*STORED RECORDS:*
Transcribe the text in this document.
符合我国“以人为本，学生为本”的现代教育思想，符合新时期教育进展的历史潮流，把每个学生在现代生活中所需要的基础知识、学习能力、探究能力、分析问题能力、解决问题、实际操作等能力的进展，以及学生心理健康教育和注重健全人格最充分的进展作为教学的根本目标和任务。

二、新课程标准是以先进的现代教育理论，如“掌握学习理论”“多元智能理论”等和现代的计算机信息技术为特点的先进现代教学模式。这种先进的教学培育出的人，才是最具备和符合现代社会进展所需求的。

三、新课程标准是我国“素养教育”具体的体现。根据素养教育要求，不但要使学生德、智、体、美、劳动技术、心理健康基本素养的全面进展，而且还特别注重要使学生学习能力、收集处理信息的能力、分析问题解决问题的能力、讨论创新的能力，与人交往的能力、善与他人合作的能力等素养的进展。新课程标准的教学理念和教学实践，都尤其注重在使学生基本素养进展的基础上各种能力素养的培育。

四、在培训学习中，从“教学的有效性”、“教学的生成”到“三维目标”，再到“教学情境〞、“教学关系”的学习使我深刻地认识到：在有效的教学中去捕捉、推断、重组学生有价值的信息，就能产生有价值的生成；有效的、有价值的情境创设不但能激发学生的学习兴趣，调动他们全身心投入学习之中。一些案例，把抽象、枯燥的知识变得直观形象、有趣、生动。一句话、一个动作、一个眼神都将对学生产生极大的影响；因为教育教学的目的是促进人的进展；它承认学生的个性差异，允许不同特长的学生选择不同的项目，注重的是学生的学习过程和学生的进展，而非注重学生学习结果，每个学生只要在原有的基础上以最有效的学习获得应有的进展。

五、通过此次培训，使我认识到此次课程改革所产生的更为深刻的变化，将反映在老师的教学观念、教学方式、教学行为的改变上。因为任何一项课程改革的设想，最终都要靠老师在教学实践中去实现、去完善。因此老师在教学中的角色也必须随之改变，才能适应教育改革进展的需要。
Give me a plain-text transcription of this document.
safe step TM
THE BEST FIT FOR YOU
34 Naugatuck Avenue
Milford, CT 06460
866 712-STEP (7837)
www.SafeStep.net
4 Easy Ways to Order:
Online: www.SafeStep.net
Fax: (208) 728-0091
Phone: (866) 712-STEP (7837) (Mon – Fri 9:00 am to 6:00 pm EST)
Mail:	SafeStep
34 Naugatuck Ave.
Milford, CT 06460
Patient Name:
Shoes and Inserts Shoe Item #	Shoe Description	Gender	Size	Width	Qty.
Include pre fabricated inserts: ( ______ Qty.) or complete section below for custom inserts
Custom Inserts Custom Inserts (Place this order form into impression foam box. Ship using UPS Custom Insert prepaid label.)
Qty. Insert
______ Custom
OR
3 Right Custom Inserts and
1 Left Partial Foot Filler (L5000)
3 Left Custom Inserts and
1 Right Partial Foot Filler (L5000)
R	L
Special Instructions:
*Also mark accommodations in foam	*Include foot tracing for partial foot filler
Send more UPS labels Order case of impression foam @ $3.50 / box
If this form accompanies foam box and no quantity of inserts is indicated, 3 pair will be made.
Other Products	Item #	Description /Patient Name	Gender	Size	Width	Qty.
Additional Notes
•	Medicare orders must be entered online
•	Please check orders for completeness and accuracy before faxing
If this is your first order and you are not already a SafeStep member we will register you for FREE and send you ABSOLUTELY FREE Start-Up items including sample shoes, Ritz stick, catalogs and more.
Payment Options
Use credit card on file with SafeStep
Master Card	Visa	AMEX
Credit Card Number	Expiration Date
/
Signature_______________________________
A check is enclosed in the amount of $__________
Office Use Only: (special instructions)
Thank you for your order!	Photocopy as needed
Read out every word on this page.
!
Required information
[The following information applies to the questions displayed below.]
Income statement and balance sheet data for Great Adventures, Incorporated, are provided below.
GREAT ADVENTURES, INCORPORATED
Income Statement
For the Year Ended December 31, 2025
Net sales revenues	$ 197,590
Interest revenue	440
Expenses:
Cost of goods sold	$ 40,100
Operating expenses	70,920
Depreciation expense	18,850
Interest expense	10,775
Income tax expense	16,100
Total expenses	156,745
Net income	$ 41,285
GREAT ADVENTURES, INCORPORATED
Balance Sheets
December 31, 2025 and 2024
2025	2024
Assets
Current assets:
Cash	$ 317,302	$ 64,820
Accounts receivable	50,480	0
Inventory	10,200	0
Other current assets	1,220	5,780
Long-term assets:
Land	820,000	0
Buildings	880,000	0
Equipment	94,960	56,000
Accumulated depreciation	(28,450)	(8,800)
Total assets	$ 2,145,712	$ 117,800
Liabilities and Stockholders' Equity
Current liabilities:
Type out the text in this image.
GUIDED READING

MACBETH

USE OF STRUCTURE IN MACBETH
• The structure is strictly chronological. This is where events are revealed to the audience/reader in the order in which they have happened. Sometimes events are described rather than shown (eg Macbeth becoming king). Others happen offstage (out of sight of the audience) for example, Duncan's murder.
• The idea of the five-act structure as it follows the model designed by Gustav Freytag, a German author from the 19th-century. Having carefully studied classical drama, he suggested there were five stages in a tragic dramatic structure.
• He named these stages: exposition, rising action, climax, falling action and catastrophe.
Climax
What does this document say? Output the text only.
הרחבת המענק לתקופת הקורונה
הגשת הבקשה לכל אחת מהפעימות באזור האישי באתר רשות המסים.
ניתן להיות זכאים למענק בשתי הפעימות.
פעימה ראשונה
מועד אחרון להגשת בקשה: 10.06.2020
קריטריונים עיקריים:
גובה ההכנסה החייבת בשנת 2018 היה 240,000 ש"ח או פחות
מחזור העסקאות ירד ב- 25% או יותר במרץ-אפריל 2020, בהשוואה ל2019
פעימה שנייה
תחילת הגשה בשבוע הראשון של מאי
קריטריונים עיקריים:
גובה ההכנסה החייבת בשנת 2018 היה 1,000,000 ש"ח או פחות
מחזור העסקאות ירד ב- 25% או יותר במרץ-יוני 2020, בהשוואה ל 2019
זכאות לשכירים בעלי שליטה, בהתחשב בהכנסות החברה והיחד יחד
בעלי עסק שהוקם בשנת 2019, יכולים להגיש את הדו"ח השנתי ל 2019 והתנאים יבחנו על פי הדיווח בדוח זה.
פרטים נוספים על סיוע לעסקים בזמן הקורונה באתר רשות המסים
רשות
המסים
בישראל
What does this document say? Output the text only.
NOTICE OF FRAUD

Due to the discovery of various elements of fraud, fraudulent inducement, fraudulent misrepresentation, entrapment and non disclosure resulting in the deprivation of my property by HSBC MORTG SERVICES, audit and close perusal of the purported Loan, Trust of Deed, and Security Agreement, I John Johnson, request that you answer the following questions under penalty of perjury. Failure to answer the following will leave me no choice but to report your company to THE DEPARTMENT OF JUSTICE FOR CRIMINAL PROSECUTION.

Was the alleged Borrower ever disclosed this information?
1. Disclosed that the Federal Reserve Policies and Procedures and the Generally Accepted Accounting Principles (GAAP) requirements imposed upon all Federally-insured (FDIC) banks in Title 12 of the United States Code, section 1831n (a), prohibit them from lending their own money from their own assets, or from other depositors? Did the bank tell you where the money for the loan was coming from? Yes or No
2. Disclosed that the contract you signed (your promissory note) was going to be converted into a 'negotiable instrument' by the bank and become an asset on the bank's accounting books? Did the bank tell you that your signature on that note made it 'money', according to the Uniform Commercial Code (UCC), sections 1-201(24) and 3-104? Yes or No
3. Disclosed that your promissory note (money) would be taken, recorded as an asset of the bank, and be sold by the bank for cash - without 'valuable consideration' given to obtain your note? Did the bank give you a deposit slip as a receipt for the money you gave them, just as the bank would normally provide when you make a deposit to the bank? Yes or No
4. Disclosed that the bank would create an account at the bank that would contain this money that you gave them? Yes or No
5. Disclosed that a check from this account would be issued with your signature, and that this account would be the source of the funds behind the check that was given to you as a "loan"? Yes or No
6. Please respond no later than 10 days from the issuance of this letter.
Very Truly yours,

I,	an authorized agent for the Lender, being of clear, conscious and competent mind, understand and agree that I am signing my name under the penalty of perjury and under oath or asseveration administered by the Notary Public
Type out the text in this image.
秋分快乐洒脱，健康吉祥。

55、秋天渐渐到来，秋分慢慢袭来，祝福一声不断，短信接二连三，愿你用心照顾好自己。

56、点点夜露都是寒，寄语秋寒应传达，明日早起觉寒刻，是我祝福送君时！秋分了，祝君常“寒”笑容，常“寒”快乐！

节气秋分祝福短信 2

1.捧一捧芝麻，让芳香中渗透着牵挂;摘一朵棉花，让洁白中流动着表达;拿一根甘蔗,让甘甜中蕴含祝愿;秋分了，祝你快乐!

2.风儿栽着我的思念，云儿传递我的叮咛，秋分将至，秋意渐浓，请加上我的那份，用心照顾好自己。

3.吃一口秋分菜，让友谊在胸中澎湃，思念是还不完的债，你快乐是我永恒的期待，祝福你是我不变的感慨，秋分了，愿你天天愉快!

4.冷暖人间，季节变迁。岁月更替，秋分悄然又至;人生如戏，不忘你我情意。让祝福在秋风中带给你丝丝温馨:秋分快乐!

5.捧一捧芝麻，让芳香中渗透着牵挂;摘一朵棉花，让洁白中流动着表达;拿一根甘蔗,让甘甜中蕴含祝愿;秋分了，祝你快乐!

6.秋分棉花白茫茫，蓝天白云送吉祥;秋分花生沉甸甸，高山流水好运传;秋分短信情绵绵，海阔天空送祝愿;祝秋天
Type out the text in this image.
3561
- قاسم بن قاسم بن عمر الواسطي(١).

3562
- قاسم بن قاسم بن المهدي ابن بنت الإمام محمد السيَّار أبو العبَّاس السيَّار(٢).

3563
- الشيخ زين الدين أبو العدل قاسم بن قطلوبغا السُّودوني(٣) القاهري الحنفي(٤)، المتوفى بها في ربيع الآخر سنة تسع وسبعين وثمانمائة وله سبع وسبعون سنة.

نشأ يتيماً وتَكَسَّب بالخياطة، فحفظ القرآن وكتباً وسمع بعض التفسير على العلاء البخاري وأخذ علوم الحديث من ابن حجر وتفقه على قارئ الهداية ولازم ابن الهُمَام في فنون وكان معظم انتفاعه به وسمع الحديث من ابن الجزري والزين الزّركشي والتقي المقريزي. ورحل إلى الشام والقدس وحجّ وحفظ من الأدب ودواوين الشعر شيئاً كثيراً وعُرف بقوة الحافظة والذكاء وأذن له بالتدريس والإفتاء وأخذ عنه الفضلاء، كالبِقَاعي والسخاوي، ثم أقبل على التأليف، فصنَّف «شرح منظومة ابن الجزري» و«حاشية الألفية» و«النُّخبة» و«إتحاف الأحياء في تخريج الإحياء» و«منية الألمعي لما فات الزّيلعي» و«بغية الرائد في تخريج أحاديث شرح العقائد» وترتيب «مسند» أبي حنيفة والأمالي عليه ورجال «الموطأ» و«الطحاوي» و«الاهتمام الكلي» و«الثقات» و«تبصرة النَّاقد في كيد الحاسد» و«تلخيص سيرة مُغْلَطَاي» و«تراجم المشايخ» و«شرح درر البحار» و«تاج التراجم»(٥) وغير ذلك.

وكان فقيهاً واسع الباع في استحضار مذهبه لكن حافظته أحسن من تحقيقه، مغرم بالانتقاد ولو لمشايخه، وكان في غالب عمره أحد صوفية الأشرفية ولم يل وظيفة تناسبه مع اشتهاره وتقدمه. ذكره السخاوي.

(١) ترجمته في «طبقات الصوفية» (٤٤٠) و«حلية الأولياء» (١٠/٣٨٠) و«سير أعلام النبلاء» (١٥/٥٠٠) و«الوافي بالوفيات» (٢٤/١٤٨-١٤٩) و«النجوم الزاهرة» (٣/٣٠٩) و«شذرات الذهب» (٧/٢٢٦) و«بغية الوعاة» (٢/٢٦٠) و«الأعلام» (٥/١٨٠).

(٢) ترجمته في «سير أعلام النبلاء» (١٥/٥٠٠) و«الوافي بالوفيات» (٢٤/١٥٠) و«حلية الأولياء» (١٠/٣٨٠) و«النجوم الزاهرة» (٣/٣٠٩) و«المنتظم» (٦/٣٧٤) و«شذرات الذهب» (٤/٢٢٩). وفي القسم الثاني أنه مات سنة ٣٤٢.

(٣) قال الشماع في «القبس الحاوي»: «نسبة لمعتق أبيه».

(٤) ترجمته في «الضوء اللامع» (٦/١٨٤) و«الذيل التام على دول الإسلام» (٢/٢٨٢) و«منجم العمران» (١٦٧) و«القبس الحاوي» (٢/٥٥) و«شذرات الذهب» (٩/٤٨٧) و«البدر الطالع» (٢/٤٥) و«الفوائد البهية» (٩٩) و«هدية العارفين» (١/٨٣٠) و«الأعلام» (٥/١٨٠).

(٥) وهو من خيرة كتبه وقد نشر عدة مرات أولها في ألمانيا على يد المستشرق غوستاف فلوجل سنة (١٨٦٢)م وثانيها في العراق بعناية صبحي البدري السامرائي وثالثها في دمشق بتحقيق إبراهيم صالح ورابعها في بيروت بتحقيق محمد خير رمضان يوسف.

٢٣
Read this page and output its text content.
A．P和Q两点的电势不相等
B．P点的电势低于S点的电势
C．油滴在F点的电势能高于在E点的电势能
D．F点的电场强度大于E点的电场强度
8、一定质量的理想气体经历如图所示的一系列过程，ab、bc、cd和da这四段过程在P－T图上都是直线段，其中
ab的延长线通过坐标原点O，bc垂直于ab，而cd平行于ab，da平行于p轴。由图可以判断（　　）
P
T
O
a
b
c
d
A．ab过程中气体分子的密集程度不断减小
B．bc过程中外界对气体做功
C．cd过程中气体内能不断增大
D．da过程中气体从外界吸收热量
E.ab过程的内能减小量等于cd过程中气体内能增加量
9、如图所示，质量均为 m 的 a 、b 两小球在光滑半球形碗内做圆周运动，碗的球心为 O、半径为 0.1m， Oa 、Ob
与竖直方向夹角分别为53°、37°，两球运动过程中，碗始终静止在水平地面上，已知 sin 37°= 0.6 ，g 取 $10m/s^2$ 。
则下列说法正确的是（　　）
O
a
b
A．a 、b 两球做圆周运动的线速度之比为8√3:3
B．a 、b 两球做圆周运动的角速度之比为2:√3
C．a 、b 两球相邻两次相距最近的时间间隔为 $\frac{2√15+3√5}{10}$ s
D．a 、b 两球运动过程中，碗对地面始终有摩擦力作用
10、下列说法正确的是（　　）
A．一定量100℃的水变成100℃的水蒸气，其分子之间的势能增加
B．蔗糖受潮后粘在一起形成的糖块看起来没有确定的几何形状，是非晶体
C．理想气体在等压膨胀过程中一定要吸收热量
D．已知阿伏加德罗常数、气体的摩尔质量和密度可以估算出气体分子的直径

*EXERCISE OBJECTIVE:*
Tell how many lines above contain the word "gave". Give the number alone.

*COMPLETE OUTPUT:*
2